--- start Data shown ---

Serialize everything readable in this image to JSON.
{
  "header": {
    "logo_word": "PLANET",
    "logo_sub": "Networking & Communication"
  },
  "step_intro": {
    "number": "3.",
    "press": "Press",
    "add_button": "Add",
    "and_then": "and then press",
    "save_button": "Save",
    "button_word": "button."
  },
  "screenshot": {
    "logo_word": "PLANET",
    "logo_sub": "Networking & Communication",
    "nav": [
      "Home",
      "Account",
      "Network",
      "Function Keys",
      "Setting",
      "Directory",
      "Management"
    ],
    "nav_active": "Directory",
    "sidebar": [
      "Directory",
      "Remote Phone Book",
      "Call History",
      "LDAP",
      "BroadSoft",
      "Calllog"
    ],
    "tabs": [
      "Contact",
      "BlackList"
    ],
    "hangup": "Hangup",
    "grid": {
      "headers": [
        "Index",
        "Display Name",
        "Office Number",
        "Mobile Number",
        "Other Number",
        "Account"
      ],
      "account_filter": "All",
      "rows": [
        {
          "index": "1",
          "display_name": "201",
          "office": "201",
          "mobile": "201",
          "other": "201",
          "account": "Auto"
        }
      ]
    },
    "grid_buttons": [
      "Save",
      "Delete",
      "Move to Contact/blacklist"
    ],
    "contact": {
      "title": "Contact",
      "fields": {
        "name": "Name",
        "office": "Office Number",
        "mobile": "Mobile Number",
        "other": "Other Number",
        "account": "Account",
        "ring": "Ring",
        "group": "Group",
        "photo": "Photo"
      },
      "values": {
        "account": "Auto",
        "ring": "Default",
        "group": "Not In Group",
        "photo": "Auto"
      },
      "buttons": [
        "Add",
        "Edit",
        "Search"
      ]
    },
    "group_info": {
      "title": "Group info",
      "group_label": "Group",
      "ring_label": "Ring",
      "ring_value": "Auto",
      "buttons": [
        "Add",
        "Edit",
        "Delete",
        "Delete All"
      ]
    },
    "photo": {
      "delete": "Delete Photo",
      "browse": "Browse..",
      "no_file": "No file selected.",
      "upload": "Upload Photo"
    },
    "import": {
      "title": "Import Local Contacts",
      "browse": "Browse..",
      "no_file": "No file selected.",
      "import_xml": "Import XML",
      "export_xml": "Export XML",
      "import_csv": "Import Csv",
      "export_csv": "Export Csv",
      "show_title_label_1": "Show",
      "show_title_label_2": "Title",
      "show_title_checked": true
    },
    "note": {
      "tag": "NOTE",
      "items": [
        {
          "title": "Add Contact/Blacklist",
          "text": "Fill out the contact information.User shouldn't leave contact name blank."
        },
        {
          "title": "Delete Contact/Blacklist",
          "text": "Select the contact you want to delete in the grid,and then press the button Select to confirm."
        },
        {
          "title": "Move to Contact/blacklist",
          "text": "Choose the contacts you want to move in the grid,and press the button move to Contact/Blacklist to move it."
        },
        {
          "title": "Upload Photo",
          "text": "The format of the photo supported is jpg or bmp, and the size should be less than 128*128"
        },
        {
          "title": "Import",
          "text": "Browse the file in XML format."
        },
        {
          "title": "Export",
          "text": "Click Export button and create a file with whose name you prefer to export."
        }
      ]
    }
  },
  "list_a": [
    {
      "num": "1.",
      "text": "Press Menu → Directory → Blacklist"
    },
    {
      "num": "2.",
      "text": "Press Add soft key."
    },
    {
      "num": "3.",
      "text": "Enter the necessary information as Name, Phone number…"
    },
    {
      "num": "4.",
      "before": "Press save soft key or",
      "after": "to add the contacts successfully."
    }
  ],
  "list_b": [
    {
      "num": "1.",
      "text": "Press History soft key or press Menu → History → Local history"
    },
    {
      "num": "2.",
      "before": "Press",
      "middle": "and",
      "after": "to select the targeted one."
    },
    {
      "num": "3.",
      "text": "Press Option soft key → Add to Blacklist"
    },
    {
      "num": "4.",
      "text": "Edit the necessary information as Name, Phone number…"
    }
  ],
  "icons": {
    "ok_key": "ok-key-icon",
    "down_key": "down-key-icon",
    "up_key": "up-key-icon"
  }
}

--- end Data shown ---

Faithfully copy every entry, leaving nothing out.

- Full solution:
Serialize everything readable in this image to JSON.
{
  "header": {
    "logo_word": "PLANET",
    "logo_sub": "Networking & Communication"
  },
  "step_intro": {
    "number": "3.",
    "press": "Press",
    "add_button": "Add",
    "and_then": "and then press",
    "save_button": "Save",
    "button_word": "button."
  },
  "screenshot": {
    "logo_word": "PLANET",
    "logo_sub": "Networking & Communication",
    "nav": [
      "Home",
      "Account",
      "Network",
      "Function Keys",
      "Setting",
      "Directory",
      "Management"
    ],
    "nav_active": "Directory",
    "sidebar": [
      "Directory",
      "Remote Phone Book",
      "Call History",
      "LDAP",
      "BroadSoft",
      "Calllog"
    ],
    "tabs": [
      "Contact",
      "BlackList"
    ],
    "hangup": "Hangup",
    "grid": {
      "headers": [
        "Index",
        "Display Name",
        "Office Number",
        "Mobile Number",
        "Other Number",
        "Account"
      ],
      "account_filter": "All",
      "rows": [
        {
          "index": "1",
          "display_name": "201",
          "office": "201",
          "mobile": "201",
          "other": "201",
          "account": "Auto"
        }
      ]
    },
    "grid_buttons": [
      "Save",
      "Delete",
      "Move to Contact/blacklist"
    ],
    "contact": {
      "title": "Contact",
      "fields": {
        "name": "Name",
        "office": "Office Number",
        "mobile": "Mobile Number",
        "other": "Other Number",
        "account": "Account",
        "ring": "Ring",
        "group": "Group",
        "photo": "Photo"
      },
      "values": {
        "account": "Auto",
        "ring": "Default",
        "group": "Not In Group",
        "photo": "Auto"
      },
      "buttons": [
        "Add",
        "Edit",
        "Search"
      ]
    },
    "group_info": {
      "title": "Group info",
      "group_label": "Group",
      "ring_label": "Ring",
      "ring_value": "Auto",
      "buttons": [
        "Add",
        "Edit",
        "Delete",
        "Delete All"
      ]
    },
    "photo": {
      "delete": "Delete Photo",
      "browse": "Browse..",
      "no_file": "No file selected.",
      "upload": "Upload Photo"
    },
    "import": {
      "title": "Import Local Contacts",
      "browse": "Browse..",
      "no_file": "No file selected.",
      "import_xml": "Import XML",
      "export_xml": "Export XML",
      "import_csv": "Import Csv",
      "export_csv": "Export Csv",
      "show_title_label_1": "Show",
      "show_title_label_2": "Title",
      "show_title_checked": true
    },
    "note": {
      "tag": "NOTE",
      "items": [
        {
          "title": "Add Contact/Blacklist",
          "text": "Fill out the contact information.User shouldn't leave contact name blank."
        },
        {
          "title": "Delete Contact/Blacklist",
          "text": "Select the contact you want to delete in the grid,and then press the button Select to confirm."
        },
        {
          "title": "Move to Contact/blacklist",
          "text": "Choose the contacts you want to move in the grid,and press the button move to Contact/Blacklist to move it."
        },
        {
          "title": "Upload Photo",
          "text": "The format of the photo supported is jpg or bmp, and the size should be less than 128*128"
        },
        {
          "title": "Import",
          "text": "Browse the file in XML format."
        },
        {
          "title": "Export",
          "text": "Click Export button and create a file with whose name you prefer to export."
        }
      ]
    }
  },
  "list_a": [
    {
      "num": "1.",
      "text": "Press Menu → Directory → Blacklist"
    },
    {
      "num": "2.",
      "text": "Press Add soft key."
    },
    {
      "num": "3.",
      "text": "Enter the necessary information as Name, Phone number…"
    },
    {
      "num": "4.",
      "before": "Press save soft key or",
      "after": "to add the contacts successfully."
    }
  ],
  "list_b": [
    {
      "num": "1.",
      "text": "Press History soft key or press Menu → History → Local history"
    },
    {
      "num": "2.",
      "before": "Press",
      "middle": "and",
      "after": "to select the targeted one."
    },
    {
      "num": "3.",
      "text": "Press Option soft key → Add to Blacklist"
    },
    {
      "num": "4.",
      "text": "Edit the necessary information as Name, Phone number…"
    }
  ],
  "icons": {
    "ok_key": "ok-key-icon",
    "down_key": "down-key-icon",
    "up_key": "up-key-icon"
  }
}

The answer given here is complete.